▶ [The task]: From the listing that follows, extract every line and set it down unaltered.

++++++

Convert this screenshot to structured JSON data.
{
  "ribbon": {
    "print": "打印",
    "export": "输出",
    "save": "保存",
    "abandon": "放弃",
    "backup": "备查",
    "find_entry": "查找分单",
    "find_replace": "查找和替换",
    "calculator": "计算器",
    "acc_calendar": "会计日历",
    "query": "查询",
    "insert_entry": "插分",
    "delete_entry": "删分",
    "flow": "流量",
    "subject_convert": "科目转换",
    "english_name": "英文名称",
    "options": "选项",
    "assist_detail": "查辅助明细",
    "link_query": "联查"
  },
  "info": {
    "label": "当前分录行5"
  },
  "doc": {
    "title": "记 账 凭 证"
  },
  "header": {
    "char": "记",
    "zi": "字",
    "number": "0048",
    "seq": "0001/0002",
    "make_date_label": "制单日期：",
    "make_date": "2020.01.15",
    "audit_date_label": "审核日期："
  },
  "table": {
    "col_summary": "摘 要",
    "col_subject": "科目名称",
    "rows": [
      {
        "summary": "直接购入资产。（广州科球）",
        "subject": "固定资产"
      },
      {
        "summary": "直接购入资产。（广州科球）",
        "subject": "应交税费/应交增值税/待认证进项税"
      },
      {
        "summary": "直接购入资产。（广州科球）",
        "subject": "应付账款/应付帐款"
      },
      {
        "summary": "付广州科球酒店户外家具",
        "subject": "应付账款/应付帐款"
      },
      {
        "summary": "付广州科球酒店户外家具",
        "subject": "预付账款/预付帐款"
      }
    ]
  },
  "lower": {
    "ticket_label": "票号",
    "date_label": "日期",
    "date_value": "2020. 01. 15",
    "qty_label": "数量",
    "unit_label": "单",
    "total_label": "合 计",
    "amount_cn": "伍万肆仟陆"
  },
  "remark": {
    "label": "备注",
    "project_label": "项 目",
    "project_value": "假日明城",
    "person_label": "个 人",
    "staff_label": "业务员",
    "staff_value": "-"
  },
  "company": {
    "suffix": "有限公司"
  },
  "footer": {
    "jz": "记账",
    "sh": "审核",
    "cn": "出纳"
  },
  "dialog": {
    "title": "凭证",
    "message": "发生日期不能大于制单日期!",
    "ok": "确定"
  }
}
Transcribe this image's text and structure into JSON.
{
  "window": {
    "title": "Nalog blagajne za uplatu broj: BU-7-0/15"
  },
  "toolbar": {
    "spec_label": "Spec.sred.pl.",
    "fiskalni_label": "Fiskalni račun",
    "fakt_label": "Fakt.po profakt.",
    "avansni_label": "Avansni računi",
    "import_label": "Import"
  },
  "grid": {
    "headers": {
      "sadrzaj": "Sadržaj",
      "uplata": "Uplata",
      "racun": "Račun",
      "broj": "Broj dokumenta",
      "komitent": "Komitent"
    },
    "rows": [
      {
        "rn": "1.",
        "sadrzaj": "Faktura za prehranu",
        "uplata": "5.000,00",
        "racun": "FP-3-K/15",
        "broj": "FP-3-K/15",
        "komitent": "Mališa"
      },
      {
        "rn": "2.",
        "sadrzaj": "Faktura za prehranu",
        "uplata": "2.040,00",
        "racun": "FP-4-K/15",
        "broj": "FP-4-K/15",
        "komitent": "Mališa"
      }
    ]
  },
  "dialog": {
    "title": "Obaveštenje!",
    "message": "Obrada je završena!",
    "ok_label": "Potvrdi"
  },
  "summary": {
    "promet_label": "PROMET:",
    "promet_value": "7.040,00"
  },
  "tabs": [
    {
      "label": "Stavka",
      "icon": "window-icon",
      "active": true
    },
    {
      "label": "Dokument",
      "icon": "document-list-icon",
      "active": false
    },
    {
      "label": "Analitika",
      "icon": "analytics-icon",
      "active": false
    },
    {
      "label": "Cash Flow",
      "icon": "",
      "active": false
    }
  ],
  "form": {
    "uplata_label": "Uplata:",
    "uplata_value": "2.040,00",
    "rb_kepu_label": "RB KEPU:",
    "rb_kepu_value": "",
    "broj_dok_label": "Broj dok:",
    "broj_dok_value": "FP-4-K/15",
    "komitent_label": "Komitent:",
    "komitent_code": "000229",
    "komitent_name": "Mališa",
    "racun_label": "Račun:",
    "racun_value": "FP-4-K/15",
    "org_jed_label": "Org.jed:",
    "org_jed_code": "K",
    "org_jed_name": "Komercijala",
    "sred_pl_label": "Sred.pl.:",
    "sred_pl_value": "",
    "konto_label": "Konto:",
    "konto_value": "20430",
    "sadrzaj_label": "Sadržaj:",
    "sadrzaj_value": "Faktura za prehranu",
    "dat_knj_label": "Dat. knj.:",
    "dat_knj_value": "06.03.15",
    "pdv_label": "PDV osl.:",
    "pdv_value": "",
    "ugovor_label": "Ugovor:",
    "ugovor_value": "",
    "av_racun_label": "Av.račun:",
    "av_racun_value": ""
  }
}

++++++

▶ [Full response]:
Convert this screenshot to structured JSON data.
{
  "ribbon": {
    "print": "打印",
    "export": "输出",
    "save": "保存",
    "abandon": "放弃",
    "backup": "备查",
    "find_entry": "查找分单",
    "find_replace": "查找和替换",
    "calculator": "计算器",
    "acc_calendar": "会计日历",
    "query": "查询",
    "insert_entry": "插分",
    "delete_entry": "删分",
    "flow": "流量",
    "subject_convert": "科目转换",
    "english_name": "英文名称",
    "options": "选项",
    "assist_detail": "查辅助明细",
    "link_query": "联查"
  },
  "info": {
    "label": "当前分录行5"
  },
  "doc": {
    "title": "记 账 凭 证"
  },
  "header": {
    "char": "记",
    "zi": "字",
    "number": "0048",
    "seq": "0001/0002",
    "make_date_label": "制单日期：",
    "make_date": "2020.01.15",
    "audit_date_label": "审核日期："
  },
  "table": {
    "col_summary": "摘 要",
    "col_subject": "科目名称",
    "rows": [
      {
        "summary": "直接购入资产。（广州科球）",
        "subject": "固定资产"
      },
      {
        "summary": "直接购入资产。（广州科球）",
        "subject": "应交税费/应交增值税/待认证进项税"
      },
      {
        "summary": "直接购入资产。（广州科球）",
        "subject": "应付账款/应付帐款"
      },
      {
        "summary": "付广州科球酒店户外家具",
        "subject": "应付账款/应付帐款"
      },
      {
        "summary": "付广州科球酒店户外家具",
        "subject": "预付账款/预付帐款"
      }
    ]
  },
  "lower": {
    "ticket_label": "票号",
    "date_label": "日期",
    "date_value": "2020. 01. 15",
    "qty_label": "数量",
    "unit_label": "单",
    "total_label": "合 计",
    "amount_cn": "伍万肆仟陆"
  },
  "remark": {
    "label": "备注",
    "project_label": "项 目",
    "project_value": "假日明城",
    "person_label": "个 人",
    "staff_label": "业务员",
    "staff_value": "-"
  },
  "company": {
    "suffix": "有限公司"
  },
  "footer": {
    "jz": "记账",
    "sh": "审核",
    "cn": "出纳"
  },
  "dialog": {
    "title": "凭证",
    "message": "发生日期不能大于制单日期!",
    "ok": "确定"
  }
}
Transcribe this image's text and structure into JSON.
{
  "window": {
    "title": "Nalog blagajne za uplatu broj: BU-7-0/15"
  },
  "toolbar": {
    "spec_label": "Spec.sred.pl.",
    "fiskalni_label": "Fiskalni račun",
    "fakt_label": "Fakt.po profakt.",
    "avansni_label": "Avansni računi",
    "import_label": "Import"
  },
  "grid": {
    "headers": {
      "sadrzaj": "Sadržaj",
      "uplata": "Uplata",
      "racun": "Račun",
      "broj": "Broj dokumenta",
      "komitent": "Komitent"
    },
    "rows": [
      {
        "rn": "1.",
        "sadrzaj": "Faktura za prehranu",
        "uplata": "5.000,00",
        "racun": "FP-3-K/15",
        "broj": "FP-3-K/15",
        "komitent": "Mališa"
      },
      {
        "rn": "2.",
        "sadrzaj": "Faktura za prehranu",
        "uplata": "2.040,00",
        "racun": "FP-4-K/15",
        "broj": "FP-4-K/15",
        "komitent": "Mališa"
      }
    ]
  },
  "dialog": {
    "title": "Obaveštenje!",
    "message": "Obrada je završena!",
    "ok_label": "Potvrdi"
  },
  "summary": {
    "promet_label": "PROMET:",
    "promet_value": "7.040,00"
  },
  "tabs": [
    {
      "label": "Stavka",
      "icon": "window-icon",
      "active": true
    },
    {
      "label": "Dokument",
      "icon": "document-list-icon",
      "active": false
    },
    {
      "label": "Analitika",
      "icon": "analytics-icon",
      "active": false
    },
    {
      "label": "Cash Flow",
      "icon": "",
      "active": false
    }
  ],
  "form": {
    "uplata_label": "Uplata:",
    "uplata_value": "2.040,00",
    "rb_kepu_label": "RB KEPU:",
    "rb_kepu_value": "",
    "broj_dok_label": "Broj dok:",
    "broj_dok_value": "FP-4-K/15",
    "komitent_label": "Komitent:",
    "komitent_code": "000229",
    "komitent_name": "Mališa",
    "racun_label": "Račun:",
    "racun_value": "FP-4-K/15",
    "org_jed_label": "Org.jed:",
    "org_jed_code": "K",
    "org_jed_name": "Komercijala",
    "sred_pl_label": "Sred.pl.:",
    "sred_pl_value": "",
    "konto_label": "Konto:",
    "konto_value": "20430",
    "sadrzaj_label": "Sadržaj:",
    "sadrzaj_value": "Faktura za prehranu",
    "dat_knj_label": "Dat. knj.:",
    "dat_knj_value": "06.03.15",
    "pdv_label": "PDV osl.:",
    "pdv_value": "",
    "ugovor_label": "Ugovor:",
    "ugovor_value": "",
    "av_racun_label": "Av.račun:",
    "av_racun_value": ""
  }
}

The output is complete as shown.